%%
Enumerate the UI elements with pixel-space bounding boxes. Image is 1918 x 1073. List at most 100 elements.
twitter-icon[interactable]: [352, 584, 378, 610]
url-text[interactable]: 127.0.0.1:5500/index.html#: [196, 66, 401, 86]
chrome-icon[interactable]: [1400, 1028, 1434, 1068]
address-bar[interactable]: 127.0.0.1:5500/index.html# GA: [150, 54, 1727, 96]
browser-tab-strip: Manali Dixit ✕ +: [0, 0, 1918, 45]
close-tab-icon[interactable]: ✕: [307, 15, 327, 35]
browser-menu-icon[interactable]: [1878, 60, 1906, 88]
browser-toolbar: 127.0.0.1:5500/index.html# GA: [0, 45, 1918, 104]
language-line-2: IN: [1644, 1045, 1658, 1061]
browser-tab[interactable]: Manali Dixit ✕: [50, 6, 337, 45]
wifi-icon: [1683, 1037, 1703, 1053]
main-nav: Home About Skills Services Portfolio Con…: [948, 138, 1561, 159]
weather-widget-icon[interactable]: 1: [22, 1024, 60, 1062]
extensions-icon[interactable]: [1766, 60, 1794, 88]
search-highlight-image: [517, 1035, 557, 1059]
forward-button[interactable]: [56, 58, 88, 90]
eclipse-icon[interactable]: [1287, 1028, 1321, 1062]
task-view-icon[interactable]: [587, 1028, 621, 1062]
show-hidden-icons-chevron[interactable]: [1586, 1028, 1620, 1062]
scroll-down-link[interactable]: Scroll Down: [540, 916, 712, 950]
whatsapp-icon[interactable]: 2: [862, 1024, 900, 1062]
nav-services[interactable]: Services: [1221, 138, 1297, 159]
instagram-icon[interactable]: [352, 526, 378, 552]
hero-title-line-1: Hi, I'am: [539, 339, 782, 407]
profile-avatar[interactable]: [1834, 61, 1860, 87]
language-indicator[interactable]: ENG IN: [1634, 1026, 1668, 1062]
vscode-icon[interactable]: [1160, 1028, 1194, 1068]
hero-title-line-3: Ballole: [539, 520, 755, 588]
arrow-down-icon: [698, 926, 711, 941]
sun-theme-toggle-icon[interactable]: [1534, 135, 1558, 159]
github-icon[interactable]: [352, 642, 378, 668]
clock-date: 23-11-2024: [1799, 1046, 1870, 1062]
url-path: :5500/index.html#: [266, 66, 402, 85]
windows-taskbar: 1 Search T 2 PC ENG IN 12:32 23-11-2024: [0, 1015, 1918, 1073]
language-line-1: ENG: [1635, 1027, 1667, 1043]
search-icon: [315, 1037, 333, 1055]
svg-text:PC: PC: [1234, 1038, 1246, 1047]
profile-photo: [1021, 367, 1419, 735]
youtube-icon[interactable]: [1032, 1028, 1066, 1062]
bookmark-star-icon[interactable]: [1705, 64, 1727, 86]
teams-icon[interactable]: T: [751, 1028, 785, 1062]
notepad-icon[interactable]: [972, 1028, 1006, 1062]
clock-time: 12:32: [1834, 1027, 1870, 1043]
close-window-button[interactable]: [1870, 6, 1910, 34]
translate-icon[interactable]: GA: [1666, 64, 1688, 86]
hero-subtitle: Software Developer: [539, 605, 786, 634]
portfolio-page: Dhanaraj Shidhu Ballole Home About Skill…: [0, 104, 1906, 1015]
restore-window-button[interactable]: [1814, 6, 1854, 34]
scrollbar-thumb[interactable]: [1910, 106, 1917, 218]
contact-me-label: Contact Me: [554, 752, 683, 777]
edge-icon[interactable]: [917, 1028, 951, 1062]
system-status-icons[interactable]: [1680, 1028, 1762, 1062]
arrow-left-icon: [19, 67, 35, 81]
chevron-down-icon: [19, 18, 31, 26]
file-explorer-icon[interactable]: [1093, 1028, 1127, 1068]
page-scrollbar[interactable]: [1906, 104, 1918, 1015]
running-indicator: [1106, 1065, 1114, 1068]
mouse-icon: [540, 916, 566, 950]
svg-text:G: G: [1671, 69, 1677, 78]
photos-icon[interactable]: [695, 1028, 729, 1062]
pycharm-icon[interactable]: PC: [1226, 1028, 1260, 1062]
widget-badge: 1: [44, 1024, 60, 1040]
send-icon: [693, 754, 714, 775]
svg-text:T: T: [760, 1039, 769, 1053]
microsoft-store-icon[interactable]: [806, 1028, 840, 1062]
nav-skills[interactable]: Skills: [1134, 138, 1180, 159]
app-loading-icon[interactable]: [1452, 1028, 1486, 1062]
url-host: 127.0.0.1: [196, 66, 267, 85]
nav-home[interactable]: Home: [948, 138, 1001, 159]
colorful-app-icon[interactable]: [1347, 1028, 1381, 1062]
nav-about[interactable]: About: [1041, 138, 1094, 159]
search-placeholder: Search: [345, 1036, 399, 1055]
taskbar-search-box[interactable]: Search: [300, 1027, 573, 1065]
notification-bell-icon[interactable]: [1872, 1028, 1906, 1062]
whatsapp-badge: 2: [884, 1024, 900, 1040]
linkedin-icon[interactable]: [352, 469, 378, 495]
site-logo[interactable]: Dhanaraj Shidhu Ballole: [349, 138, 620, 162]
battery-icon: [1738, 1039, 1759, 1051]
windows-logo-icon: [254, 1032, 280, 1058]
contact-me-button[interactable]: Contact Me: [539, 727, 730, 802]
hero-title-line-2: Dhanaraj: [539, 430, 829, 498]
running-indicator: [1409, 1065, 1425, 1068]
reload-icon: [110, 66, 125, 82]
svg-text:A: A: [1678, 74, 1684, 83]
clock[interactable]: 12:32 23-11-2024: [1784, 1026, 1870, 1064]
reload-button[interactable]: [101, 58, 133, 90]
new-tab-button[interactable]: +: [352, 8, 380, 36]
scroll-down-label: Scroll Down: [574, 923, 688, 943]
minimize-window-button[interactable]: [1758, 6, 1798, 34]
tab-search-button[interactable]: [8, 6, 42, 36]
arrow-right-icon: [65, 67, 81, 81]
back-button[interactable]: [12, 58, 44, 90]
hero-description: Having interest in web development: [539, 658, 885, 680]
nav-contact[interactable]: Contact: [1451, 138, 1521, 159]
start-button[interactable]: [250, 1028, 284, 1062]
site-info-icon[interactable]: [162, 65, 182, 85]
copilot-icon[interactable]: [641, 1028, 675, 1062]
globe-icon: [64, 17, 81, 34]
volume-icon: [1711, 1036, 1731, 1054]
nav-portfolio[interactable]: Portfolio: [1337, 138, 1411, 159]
%%
### Goal
From the data above, extract every line that contains the string "widget" and reproduce each one unchanged.

### Exercise solution
weather-widget-icon[interactable]: 1: [22, 1024, 60, 1062]
widget-badge: 1: [44, 1024, 60, 1040]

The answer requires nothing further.